But it IS happening, albeit slowly. Laptops are expected to be 50%
of all new computer sales in the U.S. and 40% of all sales
worldwide by 2007.

And the "Gap" is not that important for the average user.
Considering that the vast majority of users don't play high-end
games, do high-res graphic work, or edit videos, the difference
between the two is not that great.

Most of the other graduate students I've spoken with in my
department have already or plan to replace their desktop with a
laptop the next time they buy a computer.

It'll likely happen. But it'll also likely result in the sale of a
lot of docking stations, monitors and standard keyboards.

--
Derek

Until you spread your wings, you'll have no idea how far you can
walk.
April 30, 2004 9:15:17 PM

Archived from groups: comp.sys.palmtops.pilot (More info?)

Derek <news@gwinn.us> wrote in message news:<Xns94DB4F73EF708dagwinn@130.133.1.4>...
> While intrepidly exploring comp.sys.palmtops.pilot, Andy Mulhearn
> rolled initiative and posted the following:
>
> > Once the power problem has been solved, and that to me is the
> > really big problem, I think we'll see convergence of personal
> > devices. In ten years the desktop and laptop will be gone for
> > all but specialist uses and smaller connected devices will be
> > the norm.
> >
> > No idea what they'll look like but I seriously doubt I'd be
> > typing this message on anything that looks like an iBook in
> > 2014.

> SET PROBLEM A
Translate this sentence from the post on laptops replacing desktops into Spanish: "Most of the other graduate students I've spoken with in my department have already or plan to replace their desktop with a laptop the next time they buy a computer."
> SET PROBLEM B
List every item whose sales, according to the post on laptops replacing desktops, the switch to laptops will likely increase.

> DATA EXCERPT
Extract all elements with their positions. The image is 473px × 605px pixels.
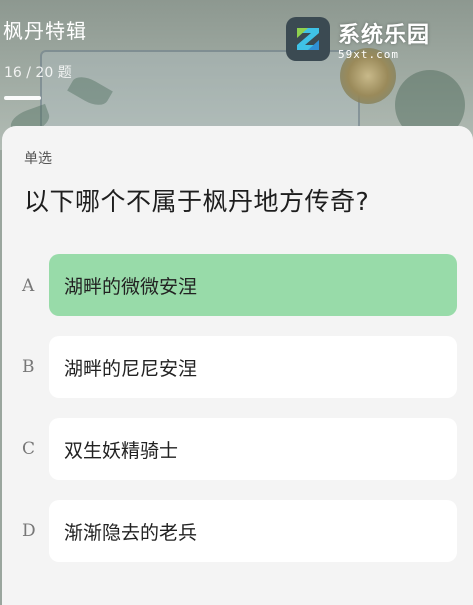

> EXPECTED OUTPUT A
La mayoría de los otros estudiantes de posgrado con los que he hablado en mi departamento ya han reemplazado su computadora de escritorio por una laptop o planean hacerlo la próxima vez que compren una computadora.

> EXPECTED OUTPUT B
- Docking stations
- Monitors
- Standard keyboards